## Instructions to follow
Can you quote the listing below verbatim, from the line with "Give me the" through the line with "Text: NO: NO bbox=[658, 651, 686, 669]", including both of those lines and leaving out the pictures?

## Extracted entries

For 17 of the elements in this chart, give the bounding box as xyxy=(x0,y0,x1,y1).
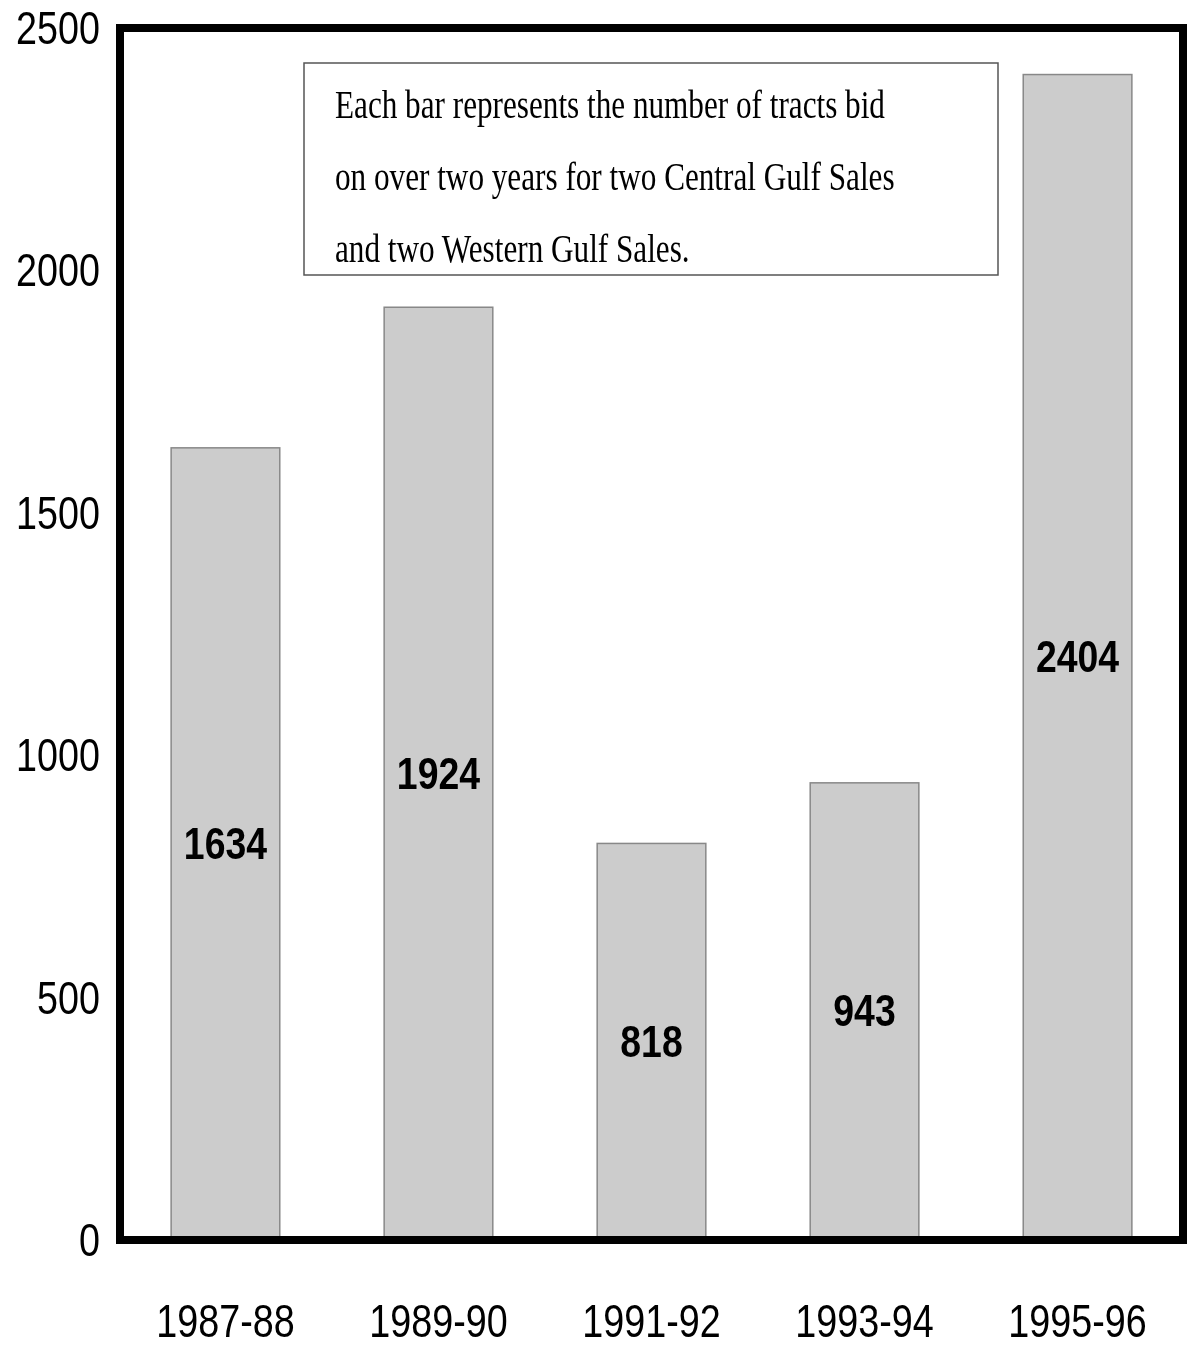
...
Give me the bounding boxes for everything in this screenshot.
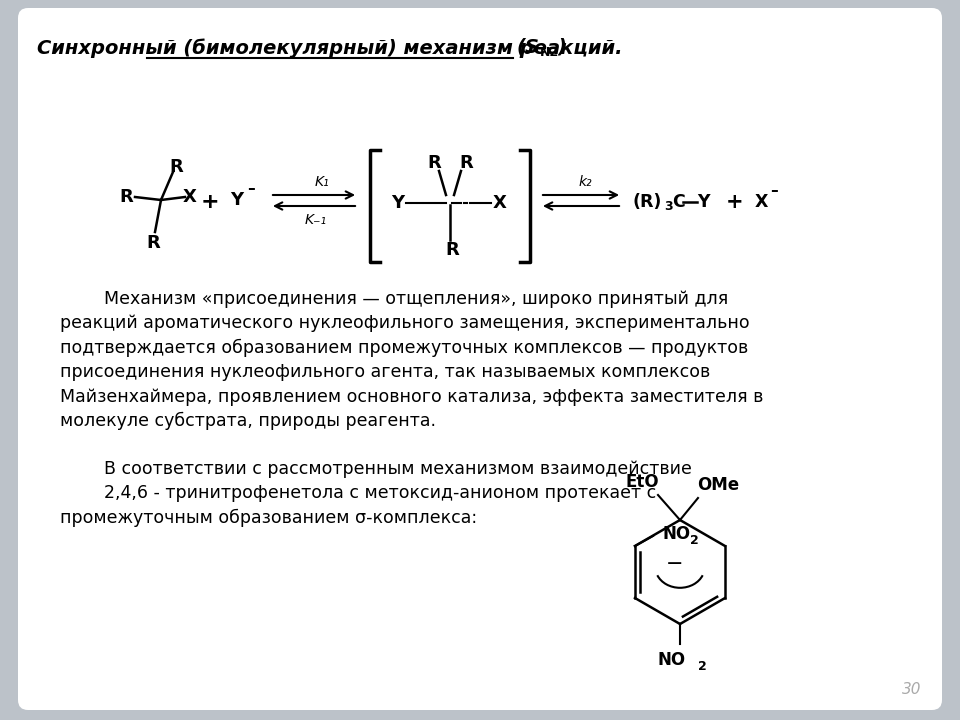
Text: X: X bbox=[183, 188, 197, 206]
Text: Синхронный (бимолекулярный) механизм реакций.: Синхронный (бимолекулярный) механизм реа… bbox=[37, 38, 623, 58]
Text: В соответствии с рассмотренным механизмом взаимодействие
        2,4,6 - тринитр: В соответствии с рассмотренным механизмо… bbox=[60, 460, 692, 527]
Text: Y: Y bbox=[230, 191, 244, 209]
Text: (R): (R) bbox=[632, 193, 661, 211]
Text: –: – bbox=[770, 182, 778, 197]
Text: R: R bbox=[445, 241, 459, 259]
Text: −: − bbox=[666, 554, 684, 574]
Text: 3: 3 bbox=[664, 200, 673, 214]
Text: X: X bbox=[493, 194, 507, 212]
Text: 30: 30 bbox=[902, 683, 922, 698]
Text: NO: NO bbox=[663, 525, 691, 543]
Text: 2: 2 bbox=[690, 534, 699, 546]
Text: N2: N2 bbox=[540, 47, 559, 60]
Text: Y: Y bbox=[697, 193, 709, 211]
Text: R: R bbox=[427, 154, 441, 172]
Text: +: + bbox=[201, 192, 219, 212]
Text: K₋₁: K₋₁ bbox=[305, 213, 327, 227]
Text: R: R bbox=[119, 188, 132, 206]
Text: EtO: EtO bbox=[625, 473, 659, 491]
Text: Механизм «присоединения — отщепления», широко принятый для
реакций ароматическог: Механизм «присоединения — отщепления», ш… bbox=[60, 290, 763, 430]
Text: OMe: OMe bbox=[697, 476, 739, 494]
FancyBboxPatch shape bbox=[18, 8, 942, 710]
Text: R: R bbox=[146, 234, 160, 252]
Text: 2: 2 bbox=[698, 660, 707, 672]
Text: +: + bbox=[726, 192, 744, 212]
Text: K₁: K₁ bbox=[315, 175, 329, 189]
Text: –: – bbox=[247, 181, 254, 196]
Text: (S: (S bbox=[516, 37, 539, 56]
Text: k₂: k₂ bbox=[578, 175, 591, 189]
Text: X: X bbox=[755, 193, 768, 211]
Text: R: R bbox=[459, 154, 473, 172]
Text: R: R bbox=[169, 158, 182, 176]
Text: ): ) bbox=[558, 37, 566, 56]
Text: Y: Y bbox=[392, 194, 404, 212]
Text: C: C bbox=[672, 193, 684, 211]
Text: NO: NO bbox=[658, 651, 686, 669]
...
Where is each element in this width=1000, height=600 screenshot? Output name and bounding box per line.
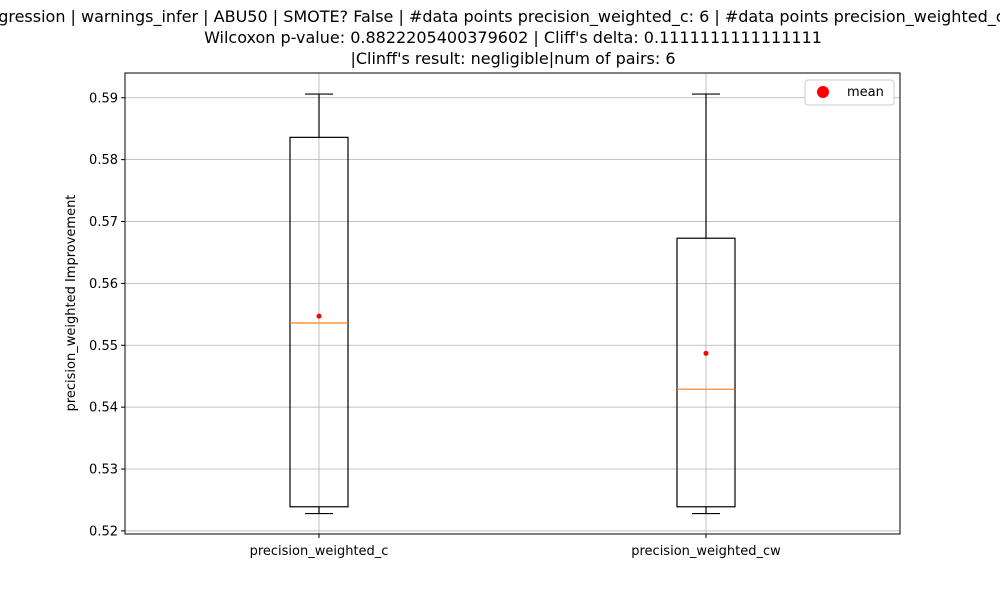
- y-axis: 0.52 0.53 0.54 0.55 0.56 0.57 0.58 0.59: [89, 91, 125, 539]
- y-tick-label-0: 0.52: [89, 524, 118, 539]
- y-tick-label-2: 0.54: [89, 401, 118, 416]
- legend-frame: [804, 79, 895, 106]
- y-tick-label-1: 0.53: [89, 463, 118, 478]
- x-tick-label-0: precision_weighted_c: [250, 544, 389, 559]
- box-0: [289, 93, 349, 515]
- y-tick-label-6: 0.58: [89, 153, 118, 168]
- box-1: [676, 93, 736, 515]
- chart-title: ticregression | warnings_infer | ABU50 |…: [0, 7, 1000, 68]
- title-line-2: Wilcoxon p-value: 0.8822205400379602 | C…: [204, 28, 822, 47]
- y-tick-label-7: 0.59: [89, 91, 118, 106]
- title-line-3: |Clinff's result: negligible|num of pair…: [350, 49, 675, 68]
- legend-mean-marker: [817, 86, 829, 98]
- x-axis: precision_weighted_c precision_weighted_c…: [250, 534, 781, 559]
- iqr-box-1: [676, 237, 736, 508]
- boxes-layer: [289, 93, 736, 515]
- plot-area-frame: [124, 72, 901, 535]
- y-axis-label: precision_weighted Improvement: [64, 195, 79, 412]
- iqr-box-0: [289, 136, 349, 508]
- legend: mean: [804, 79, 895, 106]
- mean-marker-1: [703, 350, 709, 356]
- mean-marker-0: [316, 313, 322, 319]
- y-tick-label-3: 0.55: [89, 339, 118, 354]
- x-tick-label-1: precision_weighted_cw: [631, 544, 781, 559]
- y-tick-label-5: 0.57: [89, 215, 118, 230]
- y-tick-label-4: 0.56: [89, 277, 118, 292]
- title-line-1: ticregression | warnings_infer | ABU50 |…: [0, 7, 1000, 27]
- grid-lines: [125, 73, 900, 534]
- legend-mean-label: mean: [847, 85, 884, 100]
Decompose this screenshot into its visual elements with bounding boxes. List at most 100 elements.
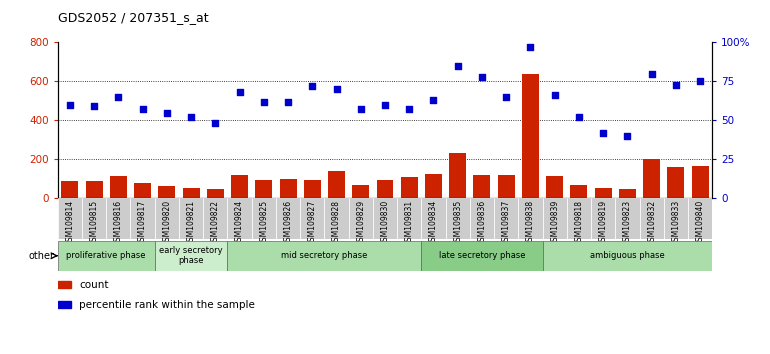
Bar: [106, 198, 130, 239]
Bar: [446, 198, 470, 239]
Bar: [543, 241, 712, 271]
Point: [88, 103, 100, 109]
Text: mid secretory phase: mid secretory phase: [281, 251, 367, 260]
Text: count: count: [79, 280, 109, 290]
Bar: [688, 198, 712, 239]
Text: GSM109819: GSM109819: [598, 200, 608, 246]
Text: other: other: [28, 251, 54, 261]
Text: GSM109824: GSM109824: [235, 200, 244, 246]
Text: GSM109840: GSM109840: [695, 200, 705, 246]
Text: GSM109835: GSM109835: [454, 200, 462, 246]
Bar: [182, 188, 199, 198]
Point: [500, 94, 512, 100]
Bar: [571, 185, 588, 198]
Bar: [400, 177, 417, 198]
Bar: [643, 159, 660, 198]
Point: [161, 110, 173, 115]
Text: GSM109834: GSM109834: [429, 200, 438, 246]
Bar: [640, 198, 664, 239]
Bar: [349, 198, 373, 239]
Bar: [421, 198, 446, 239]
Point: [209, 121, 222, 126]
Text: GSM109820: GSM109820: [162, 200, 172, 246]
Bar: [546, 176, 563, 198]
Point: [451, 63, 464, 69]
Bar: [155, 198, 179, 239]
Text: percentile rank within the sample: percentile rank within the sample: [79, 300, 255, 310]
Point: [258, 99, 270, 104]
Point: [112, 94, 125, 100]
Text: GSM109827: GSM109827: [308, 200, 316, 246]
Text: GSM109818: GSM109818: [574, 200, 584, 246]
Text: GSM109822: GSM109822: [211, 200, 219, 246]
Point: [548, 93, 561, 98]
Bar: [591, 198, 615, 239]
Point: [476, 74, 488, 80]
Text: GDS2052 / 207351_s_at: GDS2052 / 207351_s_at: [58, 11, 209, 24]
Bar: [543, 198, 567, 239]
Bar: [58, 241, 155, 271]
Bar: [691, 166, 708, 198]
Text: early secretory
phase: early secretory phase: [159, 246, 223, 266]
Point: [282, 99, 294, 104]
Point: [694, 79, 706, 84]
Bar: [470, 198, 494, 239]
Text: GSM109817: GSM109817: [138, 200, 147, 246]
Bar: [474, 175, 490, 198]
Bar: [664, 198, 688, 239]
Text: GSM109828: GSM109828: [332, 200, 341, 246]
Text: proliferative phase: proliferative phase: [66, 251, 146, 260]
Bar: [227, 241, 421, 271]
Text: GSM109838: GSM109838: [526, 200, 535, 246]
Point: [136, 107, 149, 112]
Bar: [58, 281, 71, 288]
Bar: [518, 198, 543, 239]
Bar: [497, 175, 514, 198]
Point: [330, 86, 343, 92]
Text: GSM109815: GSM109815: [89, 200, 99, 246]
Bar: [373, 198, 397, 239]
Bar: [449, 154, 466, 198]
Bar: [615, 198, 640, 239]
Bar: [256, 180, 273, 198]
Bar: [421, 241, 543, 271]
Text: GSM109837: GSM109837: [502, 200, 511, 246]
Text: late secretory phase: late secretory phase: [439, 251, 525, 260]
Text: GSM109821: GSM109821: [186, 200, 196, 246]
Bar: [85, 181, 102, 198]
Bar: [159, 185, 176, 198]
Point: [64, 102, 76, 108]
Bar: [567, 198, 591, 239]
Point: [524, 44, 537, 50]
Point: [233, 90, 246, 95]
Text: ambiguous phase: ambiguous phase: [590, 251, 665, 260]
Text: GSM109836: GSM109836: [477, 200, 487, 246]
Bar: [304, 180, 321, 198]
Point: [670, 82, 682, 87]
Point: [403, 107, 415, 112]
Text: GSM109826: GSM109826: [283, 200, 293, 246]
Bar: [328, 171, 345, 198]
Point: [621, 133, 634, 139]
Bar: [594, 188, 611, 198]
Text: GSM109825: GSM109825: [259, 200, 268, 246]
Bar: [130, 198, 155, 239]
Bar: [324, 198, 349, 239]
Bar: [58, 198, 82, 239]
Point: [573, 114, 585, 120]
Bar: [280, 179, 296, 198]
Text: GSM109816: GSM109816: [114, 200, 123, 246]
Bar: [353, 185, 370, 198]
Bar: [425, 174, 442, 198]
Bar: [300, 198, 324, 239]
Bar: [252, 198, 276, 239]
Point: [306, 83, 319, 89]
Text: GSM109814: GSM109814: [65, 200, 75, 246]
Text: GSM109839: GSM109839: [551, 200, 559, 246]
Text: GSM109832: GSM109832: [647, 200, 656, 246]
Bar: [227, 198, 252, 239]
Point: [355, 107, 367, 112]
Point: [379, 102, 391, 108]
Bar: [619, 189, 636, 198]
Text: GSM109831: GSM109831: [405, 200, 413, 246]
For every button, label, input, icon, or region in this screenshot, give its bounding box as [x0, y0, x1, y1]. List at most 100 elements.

## Task answer
Give me the bounding boxes for everything in this screenshot.
Text: X: X bbox=[183, 188, 197, 206]
Text: Синхронный (бимолекулярный) механизм реакций.: Синхронный (бимолекулярный) механизм реа… bbox=[37, 38, 623, 58]
Text: В соответствии с рассмотренным механизмом взаимодействие
        2,4,6 - тринитр: В соответствии с рассмотренным механизмо… bbox=[60, 460, 692, 527]
Text: Y: Y bbox=[230, 191, 244, 209]
Text: (R): (R) bbox=[632, 193, 661, 211]
Text: –: – bbox=[770, 182, 778, 197]
Text: R: R bbox=[445, 241, 459, 259]
Text: −: − bbox=[666, 554, 684, 574]
Text: 3: 3 bbox=[664, 200, 673, 214]
Text: X: X bbox=[493, 194, 507, 212]
Text: 30: 30 bbox=[902, 683, 922, 698]
Text: NO: NO bbox=[663, 525, 691, 543]
Text: 2: 2 bbox=[690, 534, 699, 546]
Text: N2: N2 bbox=[540, 47, 559, 60]
Text: Y: Y bbox=[697, 193, 709, 211]
Text: R: R bbox=[427, 154, 441, 172]
Text: +: + bbox=[201, 192, 219, 212]
Text: K₋₁: K₋₁ bbox=[305, 213, 327, 227]
Text: R: R bbox=[119, 188, 132, 206]
Text: EtO: EtO bbox=[625, 473, 659, 491]
Text: Механизм «присоединения — отщепления», широко принятый для
реакций ароматическог: Механизм «присоединения — отщепления», ш… bbox=[60, 290, 763, 430]
Text: OMe: OMe bbox=[697, 476, 739, 494]
FancyBboxPatch shape bbox=[18, 8, 942, 710]
Text: R: R bbox=[146, 234, 160, 252]
Text: 2: 2 bbox=[698, 660, 707, 672]
Text: +: + bbox=[726, 192, 744, 212]
Text: K₁: K₁ bbox=[315, 175, 329, 189]
Text: –: – bbox=[247, 181, 254, 196]
Text: (S: (S bbox=[516, 37, 539, 56]
Text: k₂: k₂ bbox=[578, 175, 591, 189]
Text: X: X bbox=[755, 193, 768, 211]
Text: R: R bbox=[459, 154, 473, 172]
Text: R: R bbox=[169, 158, 182, 176]
Text: ): ) bbox=[558, 37, 566, 56]
Text: Y: Y bbox=[392, 194, 404, 212]
Text: C: C bbox=[672, 193, 684, 211]
Text: NO: NO bbox=[658, 651, 686, 669]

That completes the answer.